- What is needed -
Collect every line of the records below that contains the word "JSON".

** START Input records **

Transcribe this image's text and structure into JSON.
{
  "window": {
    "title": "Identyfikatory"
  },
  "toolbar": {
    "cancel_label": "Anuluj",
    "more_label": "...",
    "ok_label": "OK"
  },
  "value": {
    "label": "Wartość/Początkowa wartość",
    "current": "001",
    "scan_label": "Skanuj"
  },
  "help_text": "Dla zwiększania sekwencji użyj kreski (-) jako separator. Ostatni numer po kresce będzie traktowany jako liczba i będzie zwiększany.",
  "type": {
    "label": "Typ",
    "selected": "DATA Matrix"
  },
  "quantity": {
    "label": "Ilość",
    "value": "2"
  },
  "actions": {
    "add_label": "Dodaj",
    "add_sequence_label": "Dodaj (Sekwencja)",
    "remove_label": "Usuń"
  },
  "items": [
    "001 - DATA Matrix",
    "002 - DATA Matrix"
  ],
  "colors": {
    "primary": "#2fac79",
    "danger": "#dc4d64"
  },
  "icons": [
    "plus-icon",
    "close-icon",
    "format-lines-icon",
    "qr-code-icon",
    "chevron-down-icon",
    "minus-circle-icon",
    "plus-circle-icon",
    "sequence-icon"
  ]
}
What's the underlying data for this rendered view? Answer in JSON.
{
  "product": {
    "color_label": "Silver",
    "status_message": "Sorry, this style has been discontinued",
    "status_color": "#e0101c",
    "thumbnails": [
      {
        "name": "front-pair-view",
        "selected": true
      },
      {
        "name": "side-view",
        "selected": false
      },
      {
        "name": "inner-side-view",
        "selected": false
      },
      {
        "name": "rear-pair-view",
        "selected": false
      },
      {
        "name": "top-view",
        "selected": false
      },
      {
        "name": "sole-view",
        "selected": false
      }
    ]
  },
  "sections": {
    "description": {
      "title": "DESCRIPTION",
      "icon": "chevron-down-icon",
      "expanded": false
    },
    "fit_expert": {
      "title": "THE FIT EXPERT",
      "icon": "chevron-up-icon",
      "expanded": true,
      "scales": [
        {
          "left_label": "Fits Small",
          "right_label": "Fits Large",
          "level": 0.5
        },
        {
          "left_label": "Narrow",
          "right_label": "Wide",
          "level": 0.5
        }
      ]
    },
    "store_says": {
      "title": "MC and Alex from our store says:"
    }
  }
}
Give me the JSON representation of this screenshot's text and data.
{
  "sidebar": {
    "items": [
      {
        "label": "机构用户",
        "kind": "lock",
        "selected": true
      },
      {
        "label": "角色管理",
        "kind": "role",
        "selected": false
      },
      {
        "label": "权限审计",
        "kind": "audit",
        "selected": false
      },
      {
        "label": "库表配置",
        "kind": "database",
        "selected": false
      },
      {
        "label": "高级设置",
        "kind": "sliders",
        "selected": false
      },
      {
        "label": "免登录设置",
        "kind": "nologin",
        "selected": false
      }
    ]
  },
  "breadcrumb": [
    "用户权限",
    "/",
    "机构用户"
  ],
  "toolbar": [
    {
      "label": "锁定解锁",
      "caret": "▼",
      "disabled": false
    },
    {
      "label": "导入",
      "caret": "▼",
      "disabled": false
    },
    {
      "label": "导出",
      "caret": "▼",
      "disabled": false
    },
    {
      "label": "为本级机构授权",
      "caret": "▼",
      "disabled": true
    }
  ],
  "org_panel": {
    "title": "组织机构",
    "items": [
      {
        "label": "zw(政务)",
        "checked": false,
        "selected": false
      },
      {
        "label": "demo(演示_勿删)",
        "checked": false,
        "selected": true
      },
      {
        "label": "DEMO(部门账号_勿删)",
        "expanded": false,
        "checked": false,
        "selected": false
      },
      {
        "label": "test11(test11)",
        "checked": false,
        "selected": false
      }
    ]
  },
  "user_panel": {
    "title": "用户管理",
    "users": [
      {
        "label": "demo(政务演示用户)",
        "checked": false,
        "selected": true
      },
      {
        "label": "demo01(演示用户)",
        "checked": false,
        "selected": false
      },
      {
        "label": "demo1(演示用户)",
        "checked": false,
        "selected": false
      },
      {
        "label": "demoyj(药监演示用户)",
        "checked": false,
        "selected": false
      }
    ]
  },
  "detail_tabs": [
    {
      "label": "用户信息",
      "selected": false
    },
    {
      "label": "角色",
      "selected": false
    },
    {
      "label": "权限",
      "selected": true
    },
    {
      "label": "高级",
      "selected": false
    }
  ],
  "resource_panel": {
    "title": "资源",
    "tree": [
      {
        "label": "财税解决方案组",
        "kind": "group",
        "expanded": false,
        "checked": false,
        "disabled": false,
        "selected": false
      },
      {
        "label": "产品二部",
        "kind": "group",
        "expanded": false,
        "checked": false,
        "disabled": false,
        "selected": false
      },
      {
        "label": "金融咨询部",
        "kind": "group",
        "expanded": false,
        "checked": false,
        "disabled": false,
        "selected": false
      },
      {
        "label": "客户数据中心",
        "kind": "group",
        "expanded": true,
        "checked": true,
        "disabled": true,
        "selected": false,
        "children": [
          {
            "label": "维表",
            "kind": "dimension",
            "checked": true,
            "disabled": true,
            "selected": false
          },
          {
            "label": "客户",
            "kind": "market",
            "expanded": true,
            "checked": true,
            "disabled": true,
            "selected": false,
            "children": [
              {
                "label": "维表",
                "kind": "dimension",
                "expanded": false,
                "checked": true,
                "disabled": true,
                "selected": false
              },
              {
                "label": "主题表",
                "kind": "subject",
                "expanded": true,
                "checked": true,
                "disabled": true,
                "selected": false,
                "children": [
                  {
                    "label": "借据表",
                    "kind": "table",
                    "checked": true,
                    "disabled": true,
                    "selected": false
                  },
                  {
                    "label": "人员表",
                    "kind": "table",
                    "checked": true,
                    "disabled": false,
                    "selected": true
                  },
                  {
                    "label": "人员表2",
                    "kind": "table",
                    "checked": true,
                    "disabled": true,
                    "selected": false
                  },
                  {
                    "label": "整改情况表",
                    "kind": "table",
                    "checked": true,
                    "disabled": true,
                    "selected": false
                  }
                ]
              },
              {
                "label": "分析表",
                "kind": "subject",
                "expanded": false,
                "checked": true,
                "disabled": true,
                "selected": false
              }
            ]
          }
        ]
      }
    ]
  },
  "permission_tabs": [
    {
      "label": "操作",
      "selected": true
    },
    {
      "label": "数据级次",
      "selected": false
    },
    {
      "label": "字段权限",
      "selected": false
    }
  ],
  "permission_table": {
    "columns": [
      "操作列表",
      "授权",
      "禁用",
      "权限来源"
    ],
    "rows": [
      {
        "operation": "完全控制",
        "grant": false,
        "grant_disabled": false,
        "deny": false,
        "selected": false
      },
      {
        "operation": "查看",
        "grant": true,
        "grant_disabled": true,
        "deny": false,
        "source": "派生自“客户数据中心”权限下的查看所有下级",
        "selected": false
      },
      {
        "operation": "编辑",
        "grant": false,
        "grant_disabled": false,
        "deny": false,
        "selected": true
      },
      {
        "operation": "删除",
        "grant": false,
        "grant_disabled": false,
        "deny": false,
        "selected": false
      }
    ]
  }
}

** END Input records **

- Answer for this exercise -
Transcribe this image's text and structure into JSON.
What's the underlying data for this rendered view? Answer in JSON.
Give me the JSON representation of this screenshot's text and data.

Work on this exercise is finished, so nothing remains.